● CHALLENGE
Every line that contains the word "فاست" should be copied.

● GIVEN DATA
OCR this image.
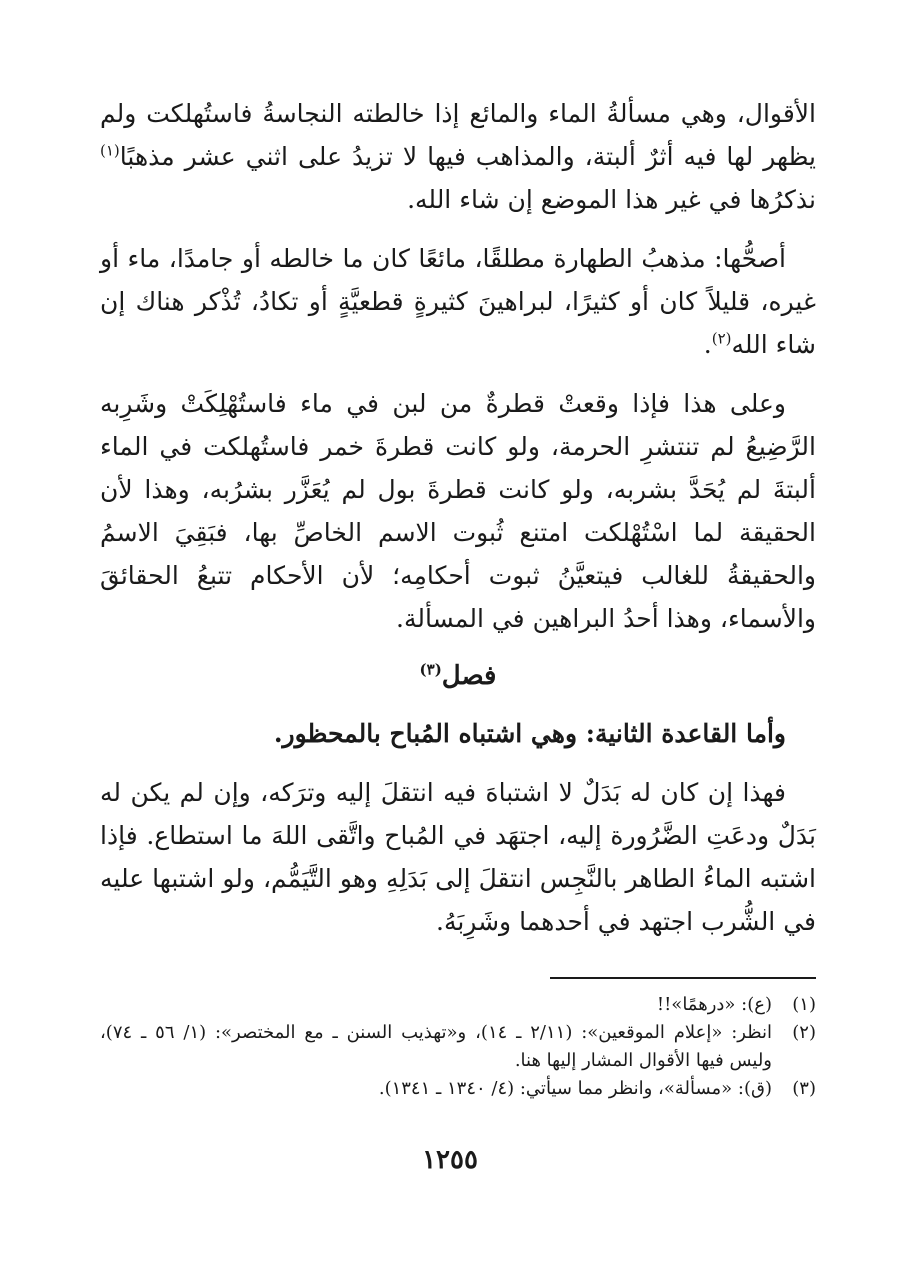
الأقوال، وهي مسألةُ الماء والمائع إذا خالطته النجاسةُ فاستُهلكت ولم يظهر لها فيه أثرٌ ألبتة، والمذاهب فيها لا تزيدُ على اثني عشر مذهبًا$^{(١)}$ نذكرُها في غير هذا الموضع إن شاء الله.

أصحُّها: مذهبُ الطهارة مطلقًا، مائعًا كان ما خالطه أو جامدًا، ماء أو غيره، قليلاً كان أو كثيرًا، لبراهينَ كثيرةٍ قطعيَّةٍ أو تكادُ، تُذْكر هناك إن شاء الله$^{(٢)}$.

وعلى هذا فإذا وقعتْ قطرةٌ من لبن في ماء فاستُهْلِكَتْ وشَرِبه الرَّضِيعُ لم تنتشرِ الحرمة، ولو كانت قطرةَ خمر فاستُهلكت في الماء ألبتةَ لم يُحَدَّ بشربه، ولو كانت قطرةَ بول لم يُعَزَّر بشرُبه، وهذا لأن الحقيقة لما اسْتُهْلكت امتنع ثُبوت الاسم الخاصِّ بها، فبَقِيَ الاسمُ والحقيقةُ للغالب فيتعيَّنُ ثبوت أحكامِه؛ لأن الأحكام تتبعُ الحقائقَ والأسماء، وهذا أحدُ البراهين في المسألة.

فصل$^{(٣)}$

وأما القاعدة الثانية: وهي اشتباه المُباح بالمحظور.

فهذا إن كان له بَدَلٌ لا اشتباهَ فيه انتقلَ إليه وترَكه، وإن لم يكن له بَدَلٌ ودعَتِ الضَّرُورة إليه، اجتهَد في المُباح واتَّقى اللهَ ما استطاع. فإذا اشتبه الماءُ الطاهر بالنَّجِس انتقلَ إلى بَدَلِهِ وهو التَّيَمُّم، ولو اشتبها عليه في الشُّرب اجتهد في أحدهما وشَرِبَهُ.

(١)
(ع): «درهمًا»!!
(٢)
انظر: «إعلام الموقعين»: (٢/١١ ـ ١٤)، و«تهذيب السنن ـ مع المختصر»: (١/ ٥٦ ـ ٧٤)، وليس فيها الأقوال المشار إليها هنا.
(٣)
(ق): «مسألة»، وانظر مما سيأتي: (٤/ ١٣٤٠ ـ ١٣٤١).
١٢٥٥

● SOLUTION TO THE EXERCISE
الأقوال، وهي مسألةُ الماء والمائع إذا خالطته النجاسةُ فاستُهلكت ولم يظهر لها فيه أثرٌ ألبتة، والمذاهب فيها لا تزيدُ على اثني عشر مذهبًا$^{(١)}$ نذكرُها في غير هذا الموضع إن شاء الله.
وعلى هذا فإذا وقعتْ قطرةٌ من لبن في ماء فاستُهْلِكَتْ وشَرِبه الرَّضِيعُ لم تنتشرِ الحرمة، ولو كانت قطرةَ خمر فاستُهلكت في الماء ألبتةَ لم يُحَدَّ بشربه، ولو كانت قطرةَ بول لم يُعَزَّر بشرُبه، وهذا لأن الحقيقة لما اسْتُهْلكت امتنع ثُبوت الاسم الخاصِّ بها، فبَقِيَ الاسمُ والحقيقةُ للغالب فيتعيَّنُ ثبوت أحكامِه؛ لأن الأحكام تتبعُ الحقائقَ والأسماء، وهذا أحدُ البراهين في المسألة.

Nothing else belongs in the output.